TASK REQUIREMENTS: Return every entry exactly as written.
:: MATERIAL PROVIDED
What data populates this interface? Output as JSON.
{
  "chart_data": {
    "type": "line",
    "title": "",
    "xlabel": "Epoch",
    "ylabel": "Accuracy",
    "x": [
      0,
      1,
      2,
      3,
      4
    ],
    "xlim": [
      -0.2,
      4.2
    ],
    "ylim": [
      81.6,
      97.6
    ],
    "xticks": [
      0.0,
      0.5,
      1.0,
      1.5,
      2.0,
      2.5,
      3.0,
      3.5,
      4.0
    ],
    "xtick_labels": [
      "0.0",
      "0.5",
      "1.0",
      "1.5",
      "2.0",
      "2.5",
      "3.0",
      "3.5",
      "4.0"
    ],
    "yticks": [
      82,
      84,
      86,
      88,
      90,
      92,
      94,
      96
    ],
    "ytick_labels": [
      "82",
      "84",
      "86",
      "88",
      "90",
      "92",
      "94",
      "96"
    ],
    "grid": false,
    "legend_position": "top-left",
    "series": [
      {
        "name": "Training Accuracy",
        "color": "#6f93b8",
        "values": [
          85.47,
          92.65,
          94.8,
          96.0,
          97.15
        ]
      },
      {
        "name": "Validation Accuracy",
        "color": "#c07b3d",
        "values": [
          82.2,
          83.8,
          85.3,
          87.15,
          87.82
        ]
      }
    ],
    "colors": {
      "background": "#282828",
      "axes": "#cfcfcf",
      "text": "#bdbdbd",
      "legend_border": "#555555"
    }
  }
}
::::
OUTPUT:
What data populates this interface? Output as JSON.
{
  "chart_data": {
    "type": "line",
    "title": "",
    "xlabel": "Epoch",
    "ylabel": "Accuracy",
    "x": [
      0,
      1,
      2,
      3,
      4
    ],
    "xlim": [
      -0.2,
      4.2
    ],
    "ylim": [
      81.6,
      97.6
    ],
    "xticks": [
      0.0,
      0.5,
      1.0,
      1.5,
      2.0,
      2.5,
      3.0,
      3.5,
      4.0
    ],
    "xtick_labels": [
      "0.0",
      "0.5",
      "1.0",
      "1.5",
      "2.0",
      "2.5",
      "3.0",
      "3.5",
      "4.0"
    ],
    "yticks": [
      82,
      84,
      86,
      88,
      90,
      92,
      94,
      96
    ],
    "ytick_labels": [
      "82",
      "84",
      "86",
      "88",
      "90",
      "92",
      "94",
      "96"
    ],
    "grid": false,
    "legend_position": "top-left",
    "series": [
      {
        "name": "Training Accuracy",
        "color": "#6f93b8",
        "values": [
          85.47,
          92.65,
          94.8,
          96.0,
          97.15
        ]
      },
      {
        "name": "Validation Accuracy",
        "color": "#c07b3d",
        "values": [
          82.2,
          83.8,
          85.3,
          87.15,
          87.82
        ]
      }
    ],
    "colors": {
      "background": "#282828",
      "axes": "#cfcfcf",
      "text": "#bdbdbd",
      "legend_border": "#555555"
    }
  }
}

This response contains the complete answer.